start Extracted entries

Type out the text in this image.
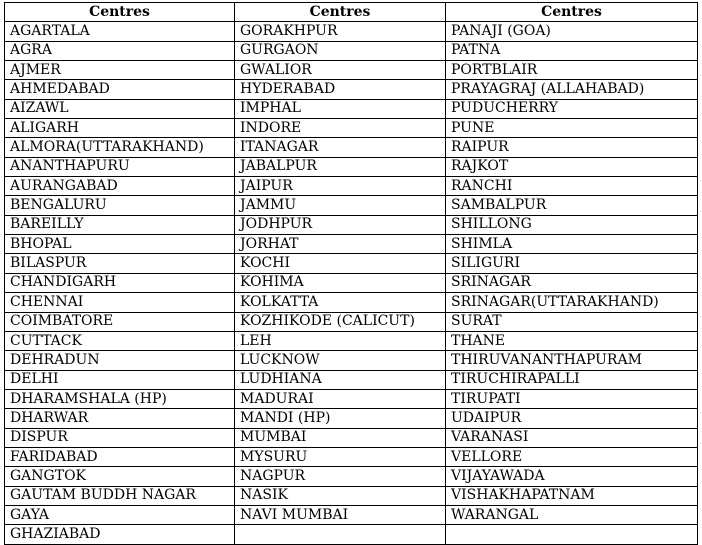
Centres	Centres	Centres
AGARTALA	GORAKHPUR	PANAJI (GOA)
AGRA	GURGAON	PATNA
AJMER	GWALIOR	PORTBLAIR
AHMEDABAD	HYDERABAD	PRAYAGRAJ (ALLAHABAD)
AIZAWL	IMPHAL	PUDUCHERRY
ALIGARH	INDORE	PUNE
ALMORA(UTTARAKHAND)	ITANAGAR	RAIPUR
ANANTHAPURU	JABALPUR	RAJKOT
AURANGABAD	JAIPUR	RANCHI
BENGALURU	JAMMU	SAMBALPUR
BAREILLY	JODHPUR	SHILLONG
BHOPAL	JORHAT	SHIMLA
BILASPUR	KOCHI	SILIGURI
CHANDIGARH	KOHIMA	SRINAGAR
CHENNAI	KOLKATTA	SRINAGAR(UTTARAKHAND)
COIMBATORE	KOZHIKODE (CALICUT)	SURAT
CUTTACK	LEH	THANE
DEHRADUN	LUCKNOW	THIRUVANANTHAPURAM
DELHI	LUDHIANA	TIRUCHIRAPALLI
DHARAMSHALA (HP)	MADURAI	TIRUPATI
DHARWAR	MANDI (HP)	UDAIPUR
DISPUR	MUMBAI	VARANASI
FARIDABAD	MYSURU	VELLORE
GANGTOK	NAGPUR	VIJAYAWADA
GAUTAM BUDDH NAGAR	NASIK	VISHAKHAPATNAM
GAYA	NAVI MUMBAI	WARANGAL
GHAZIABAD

end Extracted entries
start Extracted entries

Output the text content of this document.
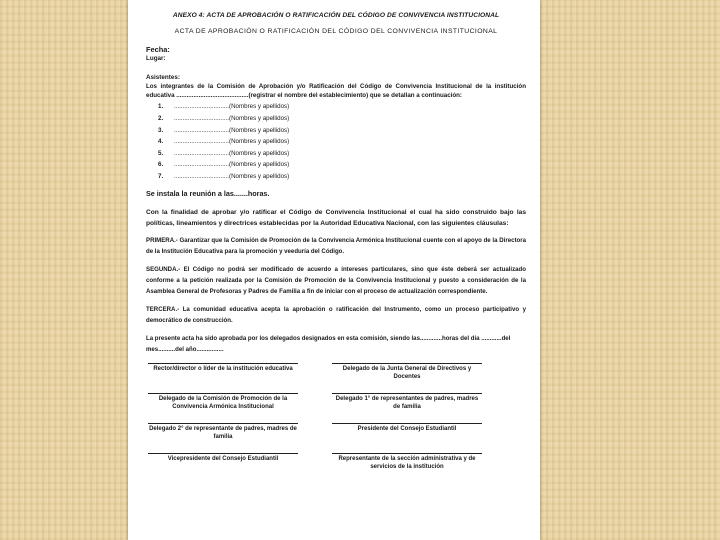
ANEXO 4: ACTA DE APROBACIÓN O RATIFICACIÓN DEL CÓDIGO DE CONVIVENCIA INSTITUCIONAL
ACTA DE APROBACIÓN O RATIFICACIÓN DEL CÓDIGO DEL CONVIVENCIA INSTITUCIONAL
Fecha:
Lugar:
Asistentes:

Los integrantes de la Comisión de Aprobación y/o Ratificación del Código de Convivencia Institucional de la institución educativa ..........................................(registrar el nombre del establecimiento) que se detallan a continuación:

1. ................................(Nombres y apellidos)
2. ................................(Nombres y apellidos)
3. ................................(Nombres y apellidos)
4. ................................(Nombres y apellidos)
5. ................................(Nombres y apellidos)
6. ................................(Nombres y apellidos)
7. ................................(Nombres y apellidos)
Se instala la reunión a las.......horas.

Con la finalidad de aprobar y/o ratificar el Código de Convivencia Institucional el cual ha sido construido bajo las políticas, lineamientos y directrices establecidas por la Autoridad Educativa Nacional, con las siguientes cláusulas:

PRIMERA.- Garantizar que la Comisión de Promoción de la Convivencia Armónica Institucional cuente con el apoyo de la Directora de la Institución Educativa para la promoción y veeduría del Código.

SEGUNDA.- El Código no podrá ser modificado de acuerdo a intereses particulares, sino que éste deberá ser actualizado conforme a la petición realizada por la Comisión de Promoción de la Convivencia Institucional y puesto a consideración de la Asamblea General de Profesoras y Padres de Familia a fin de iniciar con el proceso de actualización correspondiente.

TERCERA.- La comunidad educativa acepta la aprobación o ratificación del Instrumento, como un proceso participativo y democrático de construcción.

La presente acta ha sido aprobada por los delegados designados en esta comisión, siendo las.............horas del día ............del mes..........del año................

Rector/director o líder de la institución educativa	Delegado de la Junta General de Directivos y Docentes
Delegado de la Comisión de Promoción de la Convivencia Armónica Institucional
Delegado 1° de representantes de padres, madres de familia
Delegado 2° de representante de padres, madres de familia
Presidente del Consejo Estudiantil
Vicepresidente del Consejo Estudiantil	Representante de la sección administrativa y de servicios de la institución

end Extracted entries

Task to carry out → In the entries above, how many lines contain the word "UTTARAKHAND"? Answer with the number only.

Response below → 2